#### EXTRACTED DATA:
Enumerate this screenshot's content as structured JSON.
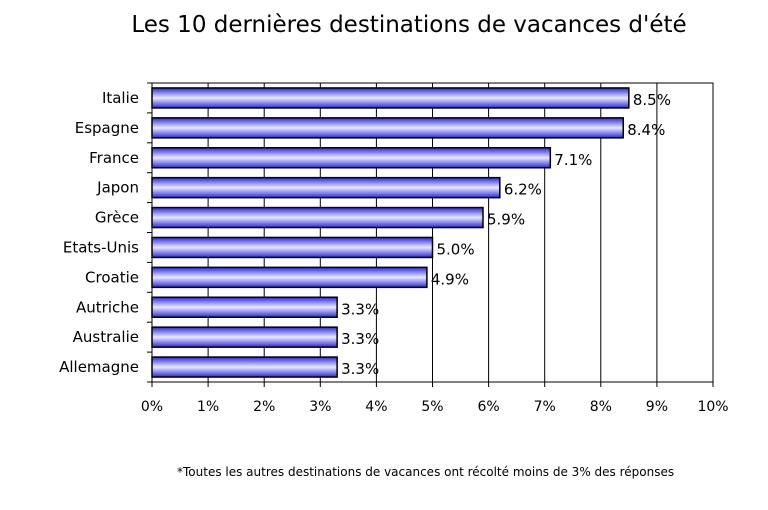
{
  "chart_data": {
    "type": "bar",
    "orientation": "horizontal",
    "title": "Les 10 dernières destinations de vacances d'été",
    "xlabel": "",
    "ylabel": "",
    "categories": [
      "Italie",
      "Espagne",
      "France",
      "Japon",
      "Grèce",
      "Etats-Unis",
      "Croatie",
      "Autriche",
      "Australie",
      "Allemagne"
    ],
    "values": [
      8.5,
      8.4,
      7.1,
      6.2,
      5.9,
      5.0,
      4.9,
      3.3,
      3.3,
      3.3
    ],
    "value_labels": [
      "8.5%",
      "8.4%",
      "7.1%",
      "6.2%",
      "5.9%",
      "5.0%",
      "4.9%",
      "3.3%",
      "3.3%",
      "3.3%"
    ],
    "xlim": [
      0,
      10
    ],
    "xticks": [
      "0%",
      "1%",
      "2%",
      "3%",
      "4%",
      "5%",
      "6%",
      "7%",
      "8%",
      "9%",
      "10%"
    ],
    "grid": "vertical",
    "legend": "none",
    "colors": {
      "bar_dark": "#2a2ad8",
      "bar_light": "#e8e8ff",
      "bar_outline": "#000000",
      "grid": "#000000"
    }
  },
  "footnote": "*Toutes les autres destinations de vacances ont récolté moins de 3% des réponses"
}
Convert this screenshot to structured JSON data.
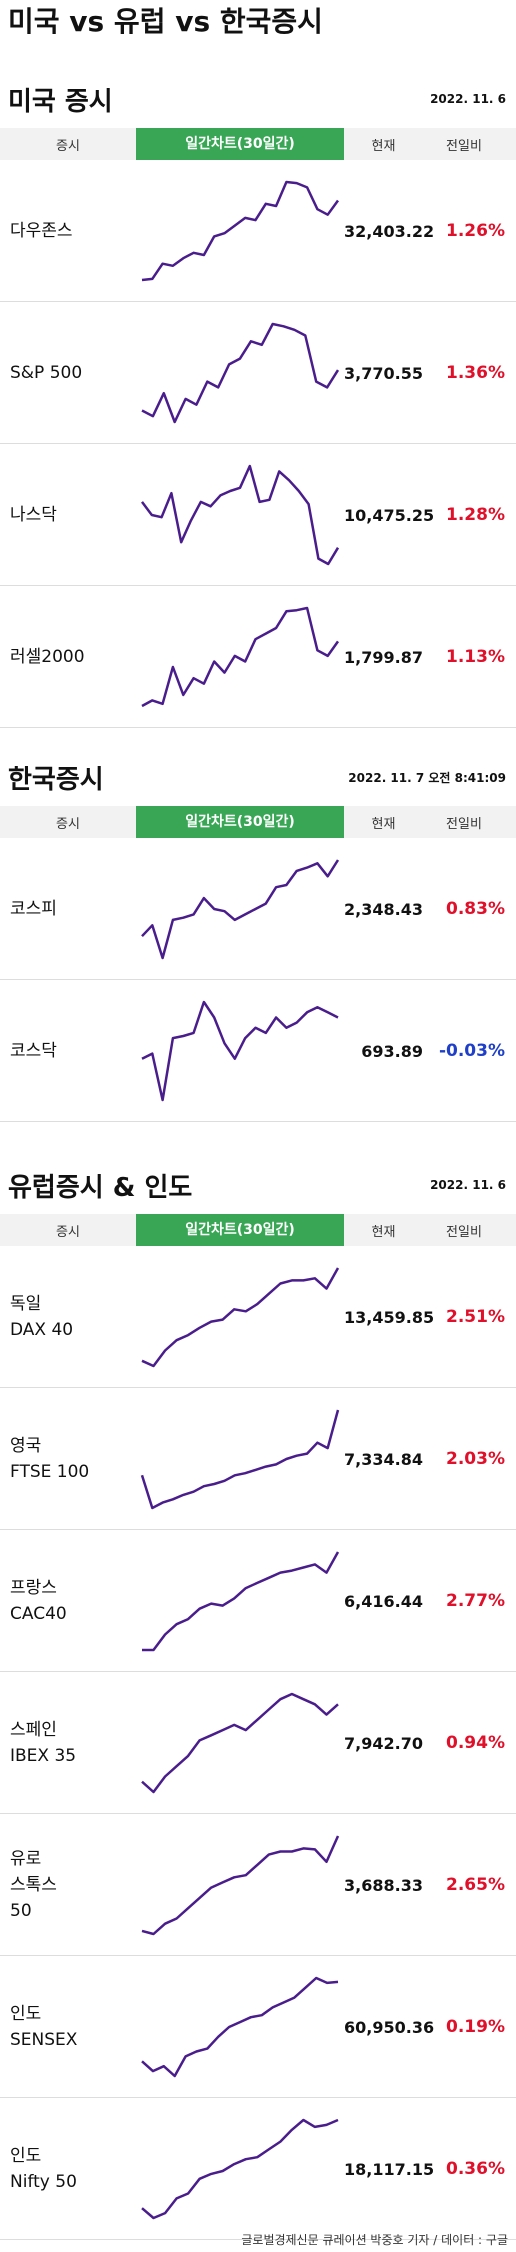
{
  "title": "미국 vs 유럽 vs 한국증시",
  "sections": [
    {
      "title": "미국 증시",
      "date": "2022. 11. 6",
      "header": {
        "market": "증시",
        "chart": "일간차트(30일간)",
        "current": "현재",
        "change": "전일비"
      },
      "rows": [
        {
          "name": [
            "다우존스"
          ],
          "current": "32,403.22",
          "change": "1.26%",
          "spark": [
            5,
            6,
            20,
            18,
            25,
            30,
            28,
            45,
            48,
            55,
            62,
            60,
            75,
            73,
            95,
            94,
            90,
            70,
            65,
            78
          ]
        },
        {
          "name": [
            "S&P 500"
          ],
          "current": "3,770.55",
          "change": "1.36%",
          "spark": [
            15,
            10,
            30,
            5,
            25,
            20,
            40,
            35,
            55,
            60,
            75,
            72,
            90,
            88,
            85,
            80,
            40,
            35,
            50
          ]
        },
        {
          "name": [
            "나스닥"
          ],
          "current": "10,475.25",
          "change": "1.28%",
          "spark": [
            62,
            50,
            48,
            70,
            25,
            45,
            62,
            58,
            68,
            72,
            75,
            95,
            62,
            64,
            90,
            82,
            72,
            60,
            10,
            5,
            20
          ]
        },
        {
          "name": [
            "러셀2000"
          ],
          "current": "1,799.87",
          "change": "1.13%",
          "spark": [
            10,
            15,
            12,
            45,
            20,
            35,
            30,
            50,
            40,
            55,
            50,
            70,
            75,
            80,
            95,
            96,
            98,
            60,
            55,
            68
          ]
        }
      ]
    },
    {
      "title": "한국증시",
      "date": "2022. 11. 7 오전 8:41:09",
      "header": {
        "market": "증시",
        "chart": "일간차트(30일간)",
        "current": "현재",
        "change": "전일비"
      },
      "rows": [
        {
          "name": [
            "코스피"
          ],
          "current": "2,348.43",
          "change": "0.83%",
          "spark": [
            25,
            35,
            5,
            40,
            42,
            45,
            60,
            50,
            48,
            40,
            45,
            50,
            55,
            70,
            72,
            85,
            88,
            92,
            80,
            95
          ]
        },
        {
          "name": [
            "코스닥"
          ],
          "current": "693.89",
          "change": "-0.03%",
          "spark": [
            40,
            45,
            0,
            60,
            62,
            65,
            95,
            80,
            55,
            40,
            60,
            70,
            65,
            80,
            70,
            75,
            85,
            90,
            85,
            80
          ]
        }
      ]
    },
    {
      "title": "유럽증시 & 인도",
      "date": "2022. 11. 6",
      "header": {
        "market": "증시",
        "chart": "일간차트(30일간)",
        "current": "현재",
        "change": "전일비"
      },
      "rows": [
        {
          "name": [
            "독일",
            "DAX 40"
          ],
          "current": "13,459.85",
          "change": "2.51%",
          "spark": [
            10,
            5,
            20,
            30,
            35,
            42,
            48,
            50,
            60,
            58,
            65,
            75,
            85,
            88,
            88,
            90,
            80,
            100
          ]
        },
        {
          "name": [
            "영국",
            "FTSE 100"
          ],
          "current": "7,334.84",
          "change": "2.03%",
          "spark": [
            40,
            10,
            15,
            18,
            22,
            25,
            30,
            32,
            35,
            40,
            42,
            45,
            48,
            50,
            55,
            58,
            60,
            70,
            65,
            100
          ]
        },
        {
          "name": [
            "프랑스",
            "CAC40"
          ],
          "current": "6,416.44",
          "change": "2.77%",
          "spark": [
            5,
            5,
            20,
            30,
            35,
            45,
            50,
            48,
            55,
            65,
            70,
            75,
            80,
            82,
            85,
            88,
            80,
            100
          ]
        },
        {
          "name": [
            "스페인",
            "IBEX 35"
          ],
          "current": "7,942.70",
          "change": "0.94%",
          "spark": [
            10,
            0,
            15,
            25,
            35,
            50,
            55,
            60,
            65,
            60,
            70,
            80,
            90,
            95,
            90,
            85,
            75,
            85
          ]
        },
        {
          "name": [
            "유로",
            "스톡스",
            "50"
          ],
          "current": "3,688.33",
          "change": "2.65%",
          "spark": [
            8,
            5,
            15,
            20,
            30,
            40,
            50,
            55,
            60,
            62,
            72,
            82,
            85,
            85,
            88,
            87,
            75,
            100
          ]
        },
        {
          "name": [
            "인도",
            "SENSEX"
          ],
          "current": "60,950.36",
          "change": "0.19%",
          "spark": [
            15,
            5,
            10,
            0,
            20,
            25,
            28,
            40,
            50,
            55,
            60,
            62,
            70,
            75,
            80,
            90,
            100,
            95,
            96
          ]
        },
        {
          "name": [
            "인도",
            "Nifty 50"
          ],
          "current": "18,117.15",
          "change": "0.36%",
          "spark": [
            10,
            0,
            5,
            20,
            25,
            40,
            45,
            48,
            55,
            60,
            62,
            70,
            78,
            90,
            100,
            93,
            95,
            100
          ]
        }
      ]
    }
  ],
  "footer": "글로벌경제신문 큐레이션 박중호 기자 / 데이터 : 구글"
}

--

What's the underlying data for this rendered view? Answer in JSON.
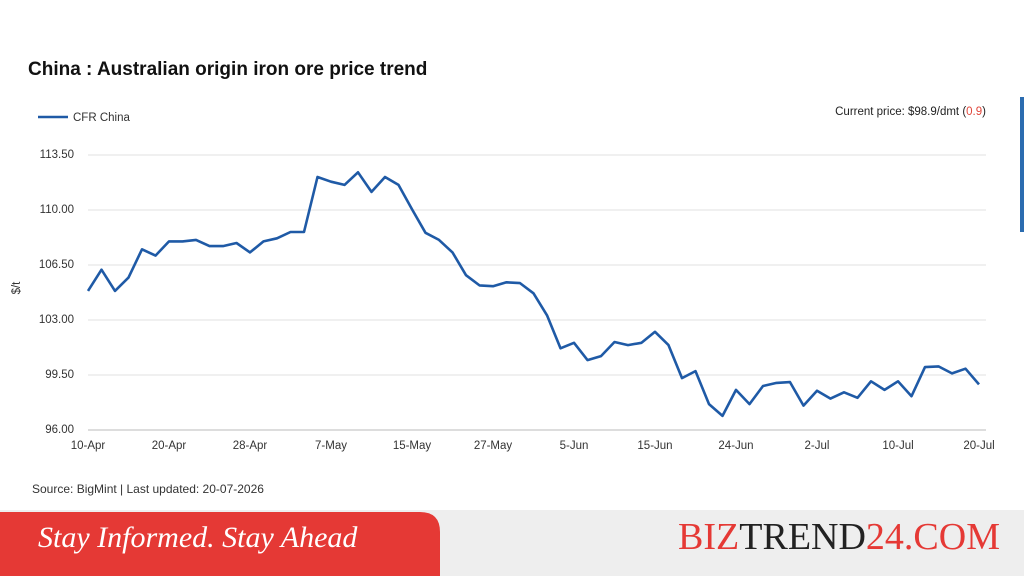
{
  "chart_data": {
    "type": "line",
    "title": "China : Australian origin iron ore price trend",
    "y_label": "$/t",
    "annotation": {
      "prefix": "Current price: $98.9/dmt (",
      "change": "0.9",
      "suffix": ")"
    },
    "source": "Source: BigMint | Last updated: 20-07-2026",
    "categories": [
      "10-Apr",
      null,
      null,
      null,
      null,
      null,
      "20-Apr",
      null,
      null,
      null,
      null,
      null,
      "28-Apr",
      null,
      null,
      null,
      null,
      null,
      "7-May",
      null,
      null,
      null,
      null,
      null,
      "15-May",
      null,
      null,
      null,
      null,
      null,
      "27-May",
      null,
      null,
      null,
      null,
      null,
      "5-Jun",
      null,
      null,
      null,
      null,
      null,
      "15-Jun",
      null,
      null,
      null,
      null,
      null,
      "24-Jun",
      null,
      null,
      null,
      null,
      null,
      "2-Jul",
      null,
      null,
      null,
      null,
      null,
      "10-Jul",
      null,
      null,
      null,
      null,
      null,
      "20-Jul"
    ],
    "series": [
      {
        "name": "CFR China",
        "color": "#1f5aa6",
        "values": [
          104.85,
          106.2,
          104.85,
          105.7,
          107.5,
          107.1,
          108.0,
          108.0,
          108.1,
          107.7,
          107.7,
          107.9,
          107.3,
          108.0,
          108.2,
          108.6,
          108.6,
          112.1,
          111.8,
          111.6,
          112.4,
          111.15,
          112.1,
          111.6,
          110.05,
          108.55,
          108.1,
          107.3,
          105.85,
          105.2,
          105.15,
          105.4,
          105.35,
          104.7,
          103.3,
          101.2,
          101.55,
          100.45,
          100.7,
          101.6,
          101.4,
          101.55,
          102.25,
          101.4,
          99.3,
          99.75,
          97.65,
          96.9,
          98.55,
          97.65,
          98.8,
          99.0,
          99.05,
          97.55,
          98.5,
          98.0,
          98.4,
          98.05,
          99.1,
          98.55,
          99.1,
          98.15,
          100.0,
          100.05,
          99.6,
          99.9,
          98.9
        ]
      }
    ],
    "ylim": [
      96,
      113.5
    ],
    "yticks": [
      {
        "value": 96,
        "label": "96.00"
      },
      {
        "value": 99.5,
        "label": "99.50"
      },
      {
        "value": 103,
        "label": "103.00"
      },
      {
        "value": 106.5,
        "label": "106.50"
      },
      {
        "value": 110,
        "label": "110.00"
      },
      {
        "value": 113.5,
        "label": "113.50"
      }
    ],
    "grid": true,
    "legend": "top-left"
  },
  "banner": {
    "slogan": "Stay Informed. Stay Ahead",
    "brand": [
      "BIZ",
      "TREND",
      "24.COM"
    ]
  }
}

#### GIVEN INSTRUCTION:
Copy each line of the records above that carries the word "JSON".

#### WRITTEN RESPONSE:
Enumerate this screenshot's content as structured JSON.
Convert this screenshot to structured JSON data.
What's the underlying data for this rendered view? Answer in JSON.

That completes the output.